>> Start Provided records

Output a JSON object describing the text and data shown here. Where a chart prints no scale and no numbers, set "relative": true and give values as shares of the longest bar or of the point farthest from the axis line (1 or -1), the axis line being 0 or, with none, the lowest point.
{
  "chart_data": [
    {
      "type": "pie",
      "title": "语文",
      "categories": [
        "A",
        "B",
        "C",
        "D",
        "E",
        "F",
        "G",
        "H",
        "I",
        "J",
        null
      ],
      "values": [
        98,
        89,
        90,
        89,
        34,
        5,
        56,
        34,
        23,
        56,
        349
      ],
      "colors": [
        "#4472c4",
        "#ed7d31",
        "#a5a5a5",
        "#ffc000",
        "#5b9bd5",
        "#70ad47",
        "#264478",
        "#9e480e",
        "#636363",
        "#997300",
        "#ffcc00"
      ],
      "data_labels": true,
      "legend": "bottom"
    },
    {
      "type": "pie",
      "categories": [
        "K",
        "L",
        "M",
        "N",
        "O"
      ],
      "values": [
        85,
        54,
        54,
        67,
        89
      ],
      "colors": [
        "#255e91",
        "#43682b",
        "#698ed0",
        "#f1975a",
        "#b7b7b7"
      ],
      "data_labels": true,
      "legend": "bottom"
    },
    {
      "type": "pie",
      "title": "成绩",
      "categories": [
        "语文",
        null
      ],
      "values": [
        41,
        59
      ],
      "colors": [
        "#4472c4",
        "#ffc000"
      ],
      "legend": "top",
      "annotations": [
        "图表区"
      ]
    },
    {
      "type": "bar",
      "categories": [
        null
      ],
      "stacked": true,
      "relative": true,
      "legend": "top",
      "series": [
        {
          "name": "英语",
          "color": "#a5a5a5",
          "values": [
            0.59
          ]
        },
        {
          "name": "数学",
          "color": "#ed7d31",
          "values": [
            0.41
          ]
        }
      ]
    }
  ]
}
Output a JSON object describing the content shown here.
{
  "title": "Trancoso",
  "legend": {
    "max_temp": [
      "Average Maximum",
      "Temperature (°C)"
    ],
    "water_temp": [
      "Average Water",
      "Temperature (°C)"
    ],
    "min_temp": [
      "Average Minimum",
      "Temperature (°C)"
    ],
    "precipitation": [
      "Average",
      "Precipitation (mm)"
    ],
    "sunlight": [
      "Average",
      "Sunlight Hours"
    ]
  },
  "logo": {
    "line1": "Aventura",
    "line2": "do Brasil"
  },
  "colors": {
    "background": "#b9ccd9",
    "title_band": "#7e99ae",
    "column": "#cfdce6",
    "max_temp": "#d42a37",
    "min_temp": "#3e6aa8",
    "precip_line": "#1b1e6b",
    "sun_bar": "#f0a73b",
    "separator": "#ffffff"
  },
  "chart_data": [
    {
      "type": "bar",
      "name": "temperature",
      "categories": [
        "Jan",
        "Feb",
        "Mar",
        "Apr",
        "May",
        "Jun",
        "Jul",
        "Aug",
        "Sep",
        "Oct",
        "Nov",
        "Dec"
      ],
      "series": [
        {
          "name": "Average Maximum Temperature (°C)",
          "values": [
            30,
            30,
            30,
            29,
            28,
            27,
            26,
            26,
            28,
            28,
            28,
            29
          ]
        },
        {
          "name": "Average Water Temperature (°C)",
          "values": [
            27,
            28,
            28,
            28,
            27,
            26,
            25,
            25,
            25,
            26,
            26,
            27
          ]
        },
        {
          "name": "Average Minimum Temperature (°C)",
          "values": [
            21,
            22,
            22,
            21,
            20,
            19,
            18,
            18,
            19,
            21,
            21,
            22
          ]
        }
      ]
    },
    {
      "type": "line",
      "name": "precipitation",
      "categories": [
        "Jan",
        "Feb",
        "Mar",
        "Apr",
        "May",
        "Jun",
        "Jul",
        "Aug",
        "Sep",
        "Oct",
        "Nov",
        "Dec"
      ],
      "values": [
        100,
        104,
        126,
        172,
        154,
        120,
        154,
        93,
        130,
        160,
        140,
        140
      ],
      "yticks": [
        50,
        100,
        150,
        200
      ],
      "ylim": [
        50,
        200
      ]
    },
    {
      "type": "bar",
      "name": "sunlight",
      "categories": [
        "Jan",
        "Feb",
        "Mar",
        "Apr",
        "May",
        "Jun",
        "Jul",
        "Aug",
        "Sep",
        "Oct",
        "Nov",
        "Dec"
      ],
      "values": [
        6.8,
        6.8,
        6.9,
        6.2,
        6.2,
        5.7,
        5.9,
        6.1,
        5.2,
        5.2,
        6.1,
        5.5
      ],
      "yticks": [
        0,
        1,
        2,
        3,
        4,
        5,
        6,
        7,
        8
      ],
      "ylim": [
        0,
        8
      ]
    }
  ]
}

>> End Provided records

The task:
Transcribe each record exactly. Leave nothing out.

Solved problem:
Output a JSON object describing the text and data shown here. Where a chart prints no scale and no numbers, set "relative": true and give values as shares of the longest bar or of the point farthest from the axis line (1 or -1), the axis line being 0 or, with none, the lowest point.
{
  "chart_data": [
    {
      "type": "pie",
      "title": "语文",
      "categories": [
        "A",
        "B",
        "C",
        "D",
        "E",
        "F",
        "G",
        "H",
        "I",
        "J",
        null
      ],
      "values": [
        98,
        89,
        90,
        89,
        34,
        5,
        56,
        34,
        23,
        56,
        349
      ],
      "colors": [
        "#4472c4",
        "#ed7d31",
        "#a5a5a5",
        "#ffc000",
        "#5b9bd5",
        "#70ad47",
        "#264478",
        "#9e480e",
        "#636363",
        "#997300",
        "#ffcc00"
      ],
      "data_labels": true,
      "legend": "bottom"
    },
    {
      "type": "pie",
      "categories": [
        "K",
        "L",
        "M",
        "N",
        "O"
      ],
      "values": [
        85,
        54,
        54,
        67,
        89
      ],
      "colors": [
        "#255e91",
        "#43682b",
        "#698ed0",
        "#f1975a",
        "#b7b7b7"
      ],
      "data_labels": true,
      "legend": "bottom"
    },
    {
      "type": "pie",
      "title": "成绩",
      "categories": [
        "语文",
        null
      ],
      "values": [
        41,
        59
      ],
      "colors": [
        "#4472c4",
        "#ffc000"
      ],
      "legend": "top",
      "annotations": [
        "图表区"
      ]
    },
    {
      "type": "bar",
      "categories": [
        null
      ],
      "stacked": true,
      "relative": true,
      "legend": "top",
      "series": [
        {
          "name": "英语",
          "color": "#a5a5a5",
          "values": [
            0.59
          ]
        },
        {
          "name": "数学",
          "color": "#ed7d31",
          "values": [
            0.41
          ]
        }
      ]
    }
  ]
}
Output a JSON object describing the content shown here.
{
  "title": "Trancoso",
  "legend": {
    "max_temp": [
      "Average Maximum",
      "Temperature (°C)"
    ],
    "water_temp": [
      "Average Water",
      "Temperature (°C)"
    ],
    "min_temp": [
      "Average Minimum",
      "Temperature (°C)"
    ],
    "precipitation": [
      "Average",
      "Precipitation (mm)"
    ],
    "sunlight": [
      "Average",
      "Sunlight Hours"
    ]
  },
  "logo": {
    "line1": "Aventura",
    "line2": "do Brasil"
  },
  "colors": {
    "background": "#b9ccd9",
    "title_band": "#7e99ae",
    "column": "#cfdce6",
    "max_temp": "#d42a37",
    "min_temp": "#3e6aa8",
    "precip_line": "#1b1e6b",
    "sun_bar": "#f0a73b",
    "separator": "#ffffff"
  },
  "chart_data": [
    {
      "type": "bar",
      "name": "temperature",
      "categories": [
        "Jan",
        "Feb",
        "Mar",
        "Apr",
        "May",
        "Jun",
        "Jul",
        "Aug",
        "Sep",
        "Oct",
        "Nov",
        "Dec"
      ],
      "series": [
        {
          "name": "Average Maximum Temperature (°C)",
          "values": [
            30,
            30,
            30,
            29,
            28,
            27,
            26,
            26,
            28,
            28,
            28,
            29
          ]
        },
        {
          "name": "Average Water Temperature (°C)",
          "values": [
            27,
            28,
            28,
            28,
            27,
            26,
            25,
            25,
            25,
            26,
            26,
            27
          ]
        },
        {
          "name": "Average Minimum Temperature (°C)",
          "values": [
            21,
            22,
            22,
            21,
            20,
            19,
            18,
            18,
            19,
            21,
            21,
            22
          ]
        }
      ]
    },
    {
      "type": "line",
      "name": "precipitation",
      "categories": [
        "Jan",
        "Feb",
        "Mar",
        "Apr",
        "May",
        "Jun",
        "Jul",
        "Aug",
        "Sep",
        "Oct",
        "Nov",
        "Dec"
      ],
      "values": [
        100,
        104,
        126,
        172,
        154,
        120,
        154,
        93,
        130,
        160,
        140,
        140
      ],
      "yticks": [
        50,
        100,
        150,
        200
      ],
      "ylim": [
        50,
        200
      ]
    },
    {
      "type": "bar",
      "name": "sunlight",
      "categories": [
        "Jan",
        "Feb",
        "Mar",
        "Apr",
        "May",
        "Jun",
        "Jul",
        "Aug",
        "Sep",
        "Oct",
        "Nov",
        "Dec"
      ],
      "values": [
        6.8,
        6.8,
        6.9,
        6.2,
        6.2,
        5.7,
        5.9,
        6.1,
        5.2,
        5.2,
        6.1,
        5.5
      ],
      "yticks": [
        0,
        1,
        2,
        3,
        4,
        5,
        6,
        7,
        8
      ],
      "ylim": [
        0,
        8
      ]
    }
  ]
}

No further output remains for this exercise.